> _TEXT EXCERPT_
# Shock Question



## Cody (Feb 6, 2012)

I have an 07 outty 800 and my shocks have gotten alot softer in the front. I can easily push the front end down. Sometimes when I compress the shocks they dont always come all the way back up but u can pick up on the front rack and pick it up the rest of the way. Do I need new shocks or just springs? Any help is appreciated! Thanks!


----------



## kygreen (Oct 15, 2011)

Well all springs fade with time and use you should be able to adjust them and if there all the way tight you can put a spring spacer


----------



## Polaris425 (Dec 16, 2004)

Spring spacer will only help for a little while. I'd look for stock replacements someone might be parting out. Or get HL or EPI shock springs if $$ is there. 


Posted via TapaTalk.


----------



## Cody (Feb 6, 2012)

I already have spring spacers on them. The shock springs arent as stiff at all anymore. So I just need springs?


----------



## CRAZYCRACKAZ71 (Oct 8, 2011)

but new springs. id do high lifter springs


----------



## Polaris425 (Dec 16, 2004)

Yeah just need new springs then


----------



## Cody (Feb 6, 2012)

Ok thanks


----------



## JPs300 (Mar 23, 2011)

Springs hold the weight, shocks just keep them from bouncing. - BRP has notriously soft springs, though they have gotten better in the past few years. 

On the cheap I'd go with aftermarket springs to replace what you have. - If you really want a nice upgrade you can get the Fox Podium shocks/springs (same as the XXC models) brand new on evilbay for around $520 for all four. Much better springs & shocks.


----------

> _ENTRIES PROVIDED_

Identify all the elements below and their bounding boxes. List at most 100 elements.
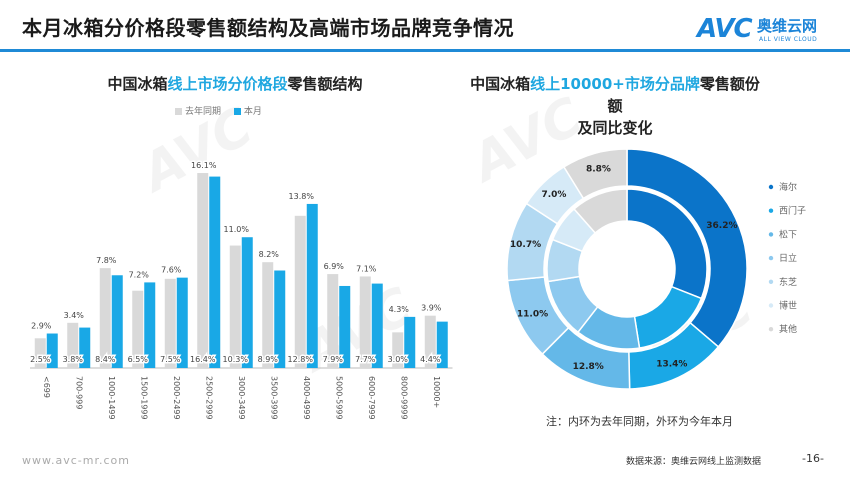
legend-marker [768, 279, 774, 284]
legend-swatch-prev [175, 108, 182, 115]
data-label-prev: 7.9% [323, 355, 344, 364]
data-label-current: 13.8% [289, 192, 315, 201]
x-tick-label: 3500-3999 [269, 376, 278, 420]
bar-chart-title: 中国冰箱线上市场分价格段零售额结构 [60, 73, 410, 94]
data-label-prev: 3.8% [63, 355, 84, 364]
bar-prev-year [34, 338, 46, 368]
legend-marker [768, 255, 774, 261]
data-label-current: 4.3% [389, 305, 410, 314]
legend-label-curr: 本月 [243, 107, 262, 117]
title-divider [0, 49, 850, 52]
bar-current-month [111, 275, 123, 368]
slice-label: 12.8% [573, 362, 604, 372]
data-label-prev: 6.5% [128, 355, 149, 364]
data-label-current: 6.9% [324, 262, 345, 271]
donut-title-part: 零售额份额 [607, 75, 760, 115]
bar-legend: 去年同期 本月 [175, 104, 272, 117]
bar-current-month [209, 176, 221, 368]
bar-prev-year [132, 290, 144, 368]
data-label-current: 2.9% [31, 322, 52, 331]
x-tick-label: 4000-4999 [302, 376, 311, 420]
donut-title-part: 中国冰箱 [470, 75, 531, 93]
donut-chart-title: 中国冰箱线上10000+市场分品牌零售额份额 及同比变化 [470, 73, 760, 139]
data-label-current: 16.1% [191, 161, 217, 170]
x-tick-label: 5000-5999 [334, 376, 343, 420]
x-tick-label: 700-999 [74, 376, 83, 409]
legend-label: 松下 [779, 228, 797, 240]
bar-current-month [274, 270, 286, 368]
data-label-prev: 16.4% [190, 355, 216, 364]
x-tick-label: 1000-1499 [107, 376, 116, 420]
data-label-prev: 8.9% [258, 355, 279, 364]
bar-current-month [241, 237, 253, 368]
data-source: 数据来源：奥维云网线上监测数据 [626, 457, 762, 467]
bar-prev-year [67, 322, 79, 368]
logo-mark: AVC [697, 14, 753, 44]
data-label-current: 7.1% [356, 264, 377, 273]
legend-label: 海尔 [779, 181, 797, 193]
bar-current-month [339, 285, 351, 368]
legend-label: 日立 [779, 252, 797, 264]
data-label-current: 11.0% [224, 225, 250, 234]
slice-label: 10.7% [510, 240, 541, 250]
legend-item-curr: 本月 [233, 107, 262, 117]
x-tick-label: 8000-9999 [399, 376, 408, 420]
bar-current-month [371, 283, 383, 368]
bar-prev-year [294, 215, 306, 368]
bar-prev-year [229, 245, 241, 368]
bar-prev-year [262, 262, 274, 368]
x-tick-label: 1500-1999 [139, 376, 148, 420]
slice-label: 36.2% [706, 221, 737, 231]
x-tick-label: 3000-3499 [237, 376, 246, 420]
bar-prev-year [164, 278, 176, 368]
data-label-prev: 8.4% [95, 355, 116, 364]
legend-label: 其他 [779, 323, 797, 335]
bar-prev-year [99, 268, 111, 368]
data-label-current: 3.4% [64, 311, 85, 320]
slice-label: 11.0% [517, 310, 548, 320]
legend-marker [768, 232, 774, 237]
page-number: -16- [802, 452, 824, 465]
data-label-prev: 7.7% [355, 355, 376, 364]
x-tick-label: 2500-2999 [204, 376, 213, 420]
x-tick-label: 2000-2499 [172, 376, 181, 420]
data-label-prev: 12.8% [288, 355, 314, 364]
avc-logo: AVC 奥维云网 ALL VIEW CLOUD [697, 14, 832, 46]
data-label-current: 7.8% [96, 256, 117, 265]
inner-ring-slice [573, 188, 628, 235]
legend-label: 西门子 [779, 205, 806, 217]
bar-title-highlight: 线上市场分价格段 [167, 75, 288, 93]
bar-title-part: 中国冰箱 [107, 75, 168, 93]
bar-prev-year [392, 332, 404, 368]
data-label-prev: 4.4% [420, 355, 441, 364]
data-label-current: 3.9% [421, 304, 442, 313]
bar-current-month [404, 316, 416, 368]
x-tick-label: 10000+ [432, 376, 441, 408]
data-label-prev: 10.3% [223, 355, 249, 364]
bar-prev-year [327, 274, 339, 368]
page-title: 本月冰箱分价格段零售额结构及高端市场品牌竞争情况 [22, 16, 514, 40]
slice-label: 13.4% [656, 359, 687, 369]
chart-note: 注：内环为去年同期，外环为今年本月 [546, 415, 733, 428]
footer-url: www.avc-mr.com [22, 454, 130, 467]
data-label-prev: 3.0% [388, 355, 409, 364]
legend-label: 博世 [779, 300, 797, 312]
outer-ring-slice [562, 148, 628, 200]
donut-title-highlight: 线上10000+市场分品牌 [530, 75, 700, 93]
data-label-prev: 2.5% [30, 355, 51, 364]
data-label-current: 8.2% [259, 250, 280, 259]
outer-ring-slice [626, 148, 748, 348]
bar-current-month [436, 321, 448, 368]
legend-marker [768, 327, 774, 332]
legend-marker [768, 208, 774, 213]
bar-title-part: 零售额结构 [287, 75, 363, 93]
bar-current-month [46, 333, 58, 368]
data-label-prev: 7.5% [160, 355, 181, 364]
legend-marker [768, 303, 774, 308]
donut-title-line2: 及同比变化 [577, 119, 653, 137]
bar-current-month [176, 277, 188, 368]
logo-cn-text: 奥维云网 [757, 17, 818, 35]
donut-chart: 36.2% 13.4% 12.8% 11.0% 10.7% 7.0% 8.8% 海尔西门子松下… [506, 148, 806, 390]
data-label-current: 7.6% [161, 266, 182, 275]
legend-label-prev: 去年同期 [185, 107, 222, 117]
==
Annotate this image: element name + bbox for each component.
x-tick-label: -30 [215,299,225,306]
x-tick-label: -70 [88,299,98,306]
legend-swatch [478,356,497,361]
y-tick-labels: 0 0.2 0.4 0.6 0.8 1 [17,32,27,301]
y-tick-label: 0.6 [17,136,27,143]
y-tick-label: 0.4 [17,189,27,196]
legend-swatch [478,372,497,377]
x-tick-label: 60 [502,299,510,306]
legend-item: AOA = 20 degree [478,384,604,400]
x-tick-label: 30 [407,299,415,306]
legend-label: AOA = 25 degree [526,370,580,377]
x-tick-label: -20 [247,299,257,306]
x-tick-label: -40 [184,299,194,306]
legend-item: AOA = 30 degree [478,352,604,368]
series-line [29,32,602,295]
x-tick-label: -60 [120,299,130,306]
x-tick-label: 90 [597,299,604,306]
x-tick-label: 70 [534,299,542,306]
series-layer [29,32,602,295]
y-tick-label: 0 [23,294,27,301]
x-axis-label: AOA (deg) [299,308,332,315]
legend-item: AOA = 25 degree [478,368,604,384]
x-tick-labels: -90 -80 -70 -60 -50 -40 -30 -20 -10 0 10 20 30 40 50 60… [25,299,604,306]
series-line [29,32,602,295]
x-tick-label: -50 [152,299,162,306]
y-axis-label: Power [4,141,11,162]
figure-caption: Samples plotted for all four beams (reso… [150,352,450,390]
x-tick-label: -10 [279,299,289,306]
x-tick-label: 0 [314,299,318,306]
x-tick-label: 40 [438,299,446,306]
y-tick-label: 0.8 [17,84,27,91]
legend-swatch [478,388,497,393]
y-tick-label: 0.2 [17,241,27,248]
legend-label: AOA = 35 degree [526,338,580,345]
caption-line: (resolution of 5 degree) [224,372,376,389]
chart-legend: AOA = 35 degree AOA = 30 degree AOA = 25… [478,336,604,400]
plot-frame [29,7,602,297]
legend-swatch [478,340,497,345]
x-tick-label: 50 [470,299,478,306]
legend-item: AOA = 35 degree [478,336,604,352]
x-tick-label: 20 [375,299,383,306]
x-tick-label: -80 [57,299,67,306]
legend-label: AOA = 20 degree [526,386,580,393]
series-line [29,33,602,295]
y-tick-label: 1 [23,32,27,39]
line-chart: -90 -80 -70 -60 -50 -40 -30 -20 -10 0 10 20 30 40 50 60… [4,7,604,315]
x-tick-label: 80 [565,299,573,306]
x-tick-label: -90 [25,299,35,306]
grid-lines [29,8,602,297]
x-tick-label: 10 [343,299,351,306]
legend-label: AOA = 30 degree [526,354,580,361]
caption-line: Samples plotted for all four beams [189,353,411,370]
...
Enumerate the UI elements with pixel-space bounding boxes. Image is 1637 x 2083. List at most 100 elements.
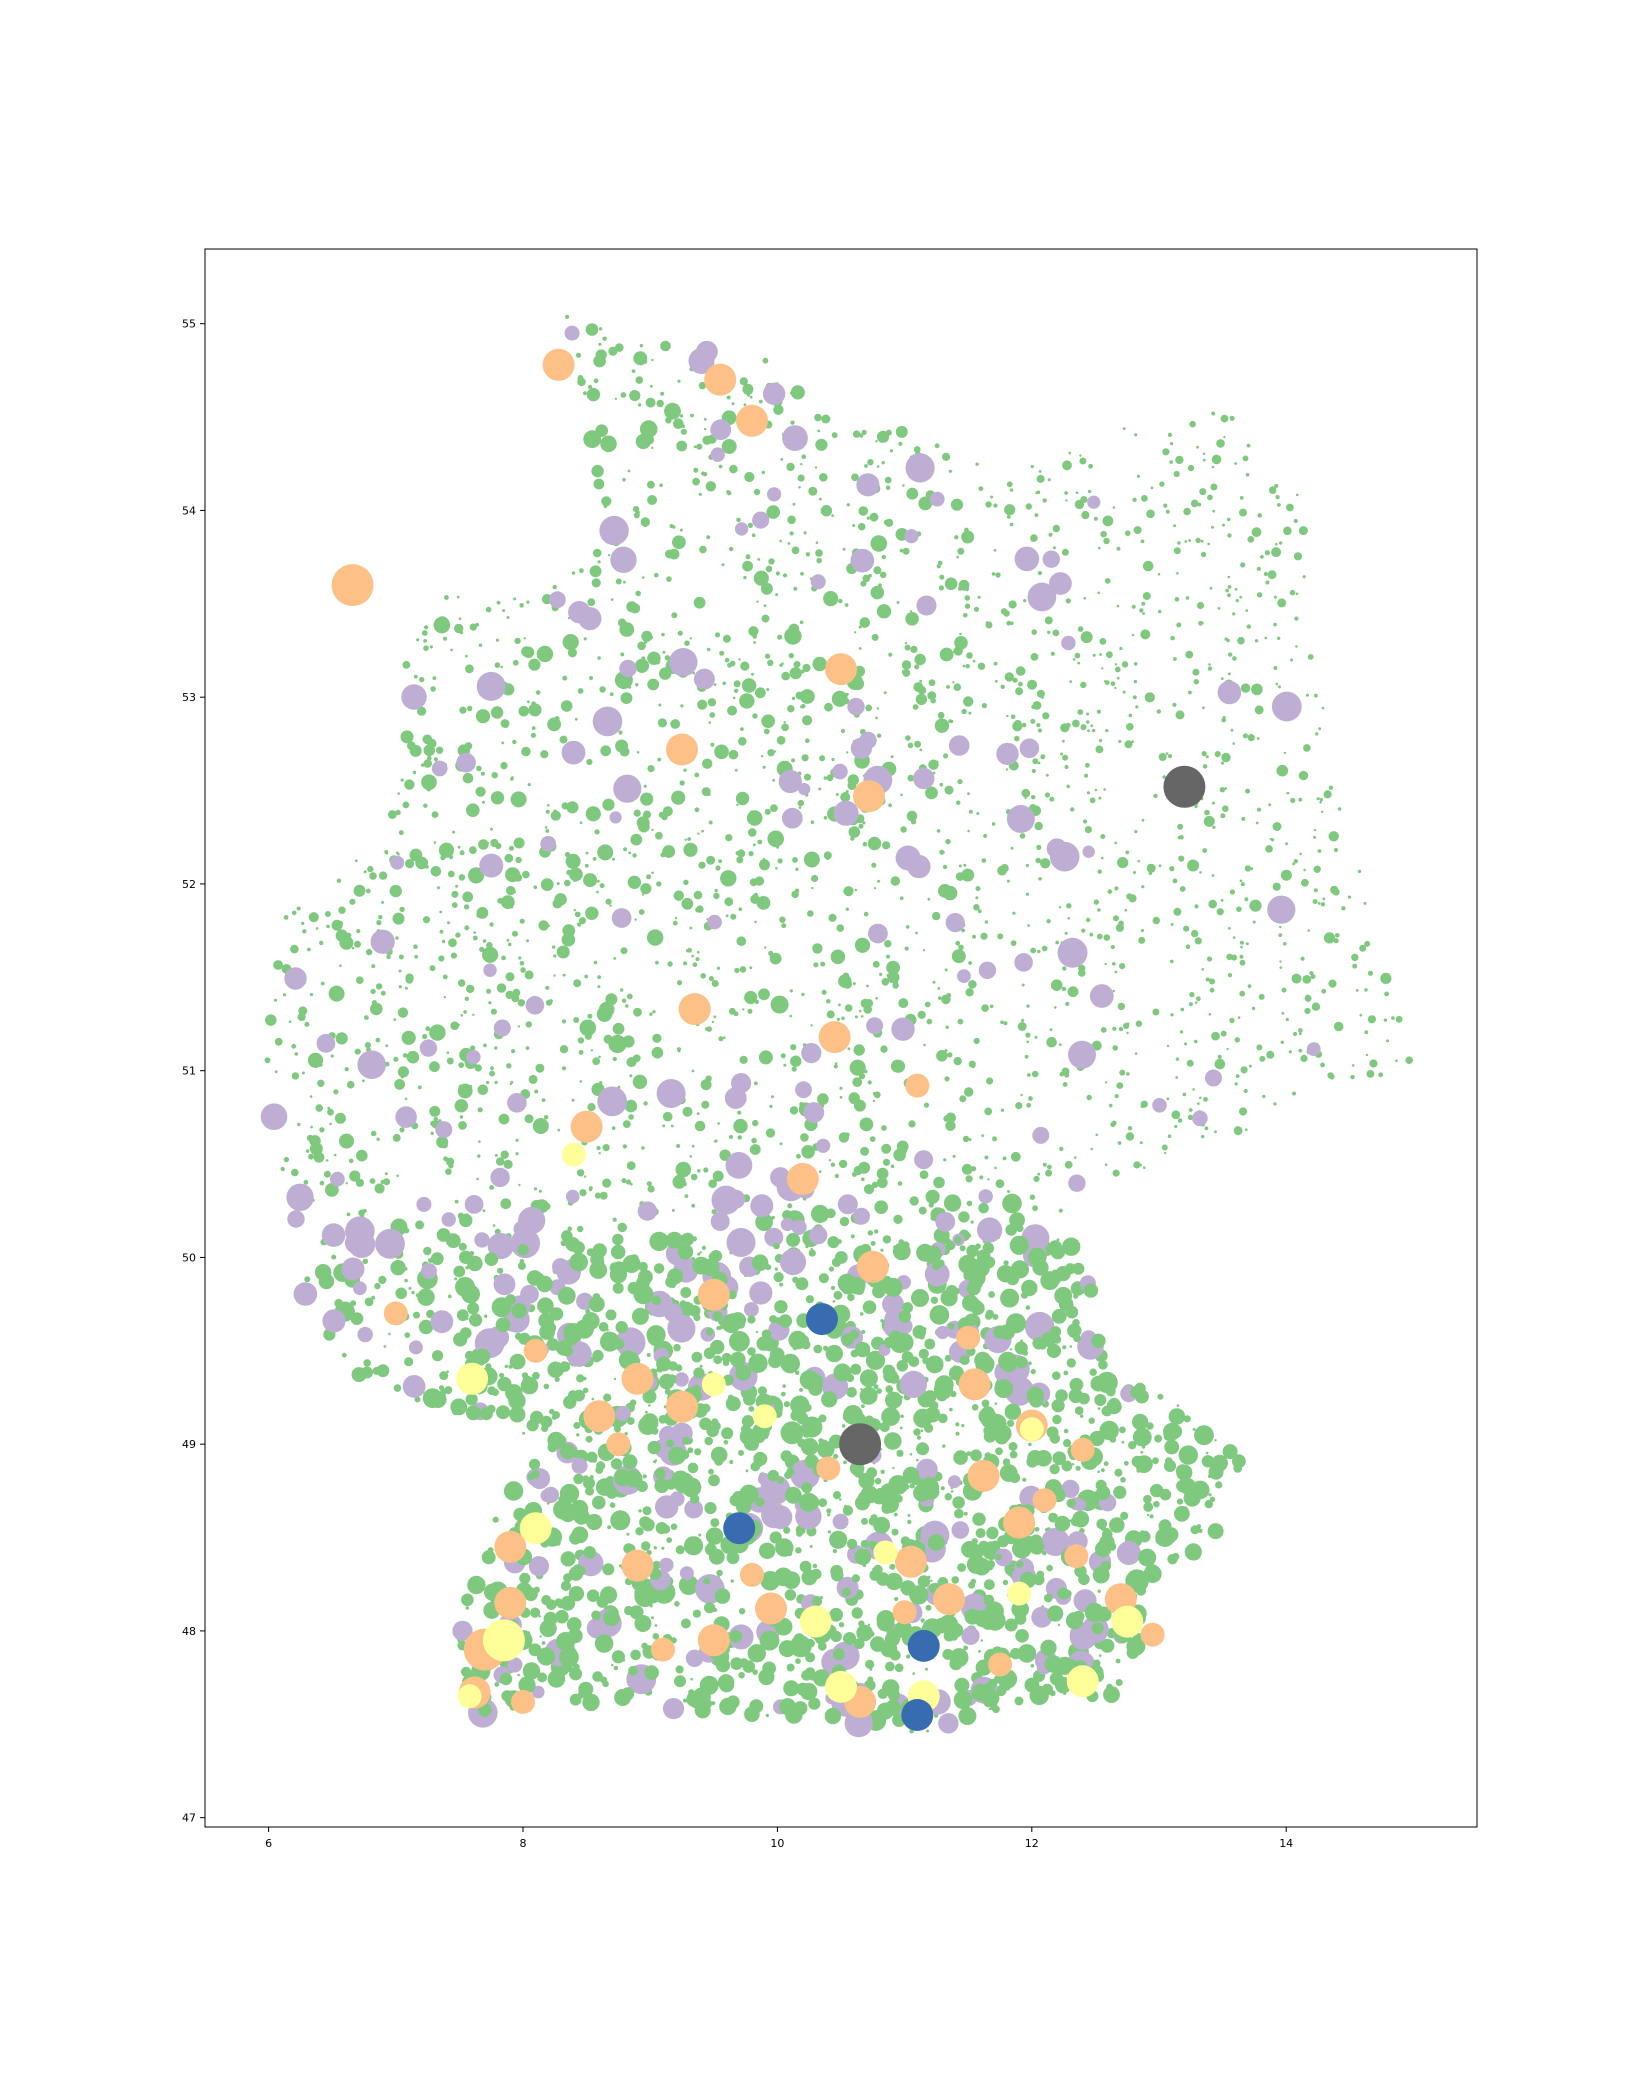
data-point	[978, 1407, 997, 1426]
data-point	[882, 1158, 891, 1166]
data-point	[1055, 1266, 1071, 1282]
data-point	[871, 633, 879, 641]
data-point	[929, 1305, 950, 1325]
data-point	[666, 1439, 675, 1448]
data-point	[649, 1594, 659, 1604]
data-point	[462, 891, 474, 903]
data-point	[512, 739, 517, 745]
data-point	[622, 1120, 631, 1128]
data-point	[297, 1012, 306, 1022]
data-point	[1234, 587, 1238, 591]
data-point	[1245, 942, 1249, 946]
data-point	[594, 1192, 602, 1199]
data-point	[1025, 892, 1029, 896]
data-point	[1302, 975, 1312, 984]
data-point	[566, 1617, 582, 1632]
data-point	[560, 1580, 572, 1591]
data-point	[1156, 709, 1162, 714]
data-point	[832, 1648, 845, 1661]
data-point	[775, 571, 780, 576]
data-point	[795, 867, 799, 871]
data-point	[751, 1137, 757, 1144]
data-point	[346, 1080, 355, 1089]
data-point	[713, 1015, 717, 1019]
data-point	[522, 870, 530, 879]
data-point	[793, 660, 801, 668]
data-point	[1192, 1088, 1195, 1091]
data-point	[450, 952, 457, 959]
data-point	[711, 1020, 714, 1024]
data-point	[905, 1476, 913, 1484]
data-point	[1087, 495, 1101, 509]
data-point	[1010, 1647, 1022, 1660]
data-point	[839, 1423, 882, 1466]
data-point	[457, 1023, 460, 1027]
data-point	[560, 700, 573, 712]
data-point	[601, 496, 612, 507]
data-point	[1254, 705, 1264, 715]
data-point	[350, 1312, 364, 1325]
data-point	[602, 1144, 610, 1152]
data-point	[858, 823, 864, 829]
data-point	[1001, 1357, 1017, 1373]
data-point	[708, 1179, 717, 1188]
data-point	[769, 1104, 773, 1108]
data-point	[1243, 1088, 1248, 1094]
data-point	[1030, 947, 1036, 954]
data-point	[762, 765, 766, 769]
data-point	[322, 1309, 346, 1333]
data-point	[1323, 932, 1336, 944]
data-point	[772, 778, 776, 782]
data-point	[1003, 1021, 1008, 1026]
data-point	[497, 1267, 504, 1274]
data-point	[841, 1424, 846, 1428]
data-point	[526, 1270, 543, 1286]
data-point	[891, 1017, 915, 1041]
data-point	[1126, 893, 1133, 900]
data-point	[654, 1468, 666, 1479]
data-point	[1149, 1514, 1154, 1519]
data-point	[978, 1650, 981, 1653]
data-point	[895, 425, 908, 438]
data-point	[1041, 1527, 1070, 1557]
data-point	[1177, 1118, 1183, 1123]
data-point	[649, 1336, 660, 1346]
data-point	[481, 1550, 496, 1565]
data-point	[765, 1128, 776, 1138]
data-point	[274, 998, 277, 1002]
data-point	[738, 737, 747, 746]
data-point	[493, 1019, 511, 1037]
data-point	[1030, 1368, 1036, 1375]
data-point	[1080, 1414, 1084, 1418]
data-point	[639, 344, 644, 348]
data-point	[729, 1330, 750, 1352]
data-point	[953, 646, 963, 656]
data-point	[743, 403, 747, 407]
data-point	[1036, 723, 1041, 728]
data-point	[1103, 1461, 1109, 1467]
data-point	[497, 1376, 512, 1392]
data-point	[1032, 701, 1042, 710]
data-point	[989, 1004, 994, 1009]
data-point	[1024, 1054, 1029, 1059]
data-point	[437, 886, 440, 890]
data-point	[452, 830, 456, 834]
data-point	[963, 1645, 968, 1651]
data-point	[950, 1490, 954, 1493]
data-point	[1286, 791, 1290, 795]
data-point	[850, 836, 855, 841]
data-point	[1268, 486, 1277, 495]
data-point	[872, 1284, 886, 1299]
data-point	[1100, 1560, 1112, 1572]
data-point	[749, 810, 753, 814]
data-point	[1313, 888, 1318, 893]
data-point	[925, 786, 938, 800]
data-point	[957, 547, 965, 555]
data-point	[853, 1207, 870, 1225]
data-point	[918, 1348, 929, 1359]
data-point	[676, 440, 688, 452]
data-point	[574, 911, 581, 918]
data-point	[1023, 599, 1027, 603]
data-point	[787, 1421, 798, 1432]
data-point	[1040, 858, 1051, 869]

> _TASKS TO COMPLETE_
A: Print the part of the forum thread on soft ATV shocks from "I already have" up to and including "(Oct 8, 2011)".
B: In the forum thread on soft ATV shocks, what price is given for a full set of four Fox Podium shocks and springs?

> _SET OF ANSWERS_
A:
I already have spring spacers on them. The shock springs arent as stiff at all anymore. So I just need springs?


----------



## CRAZYCRACKAZ71 (Oct 8, 2011)

B: Around $520 for all four.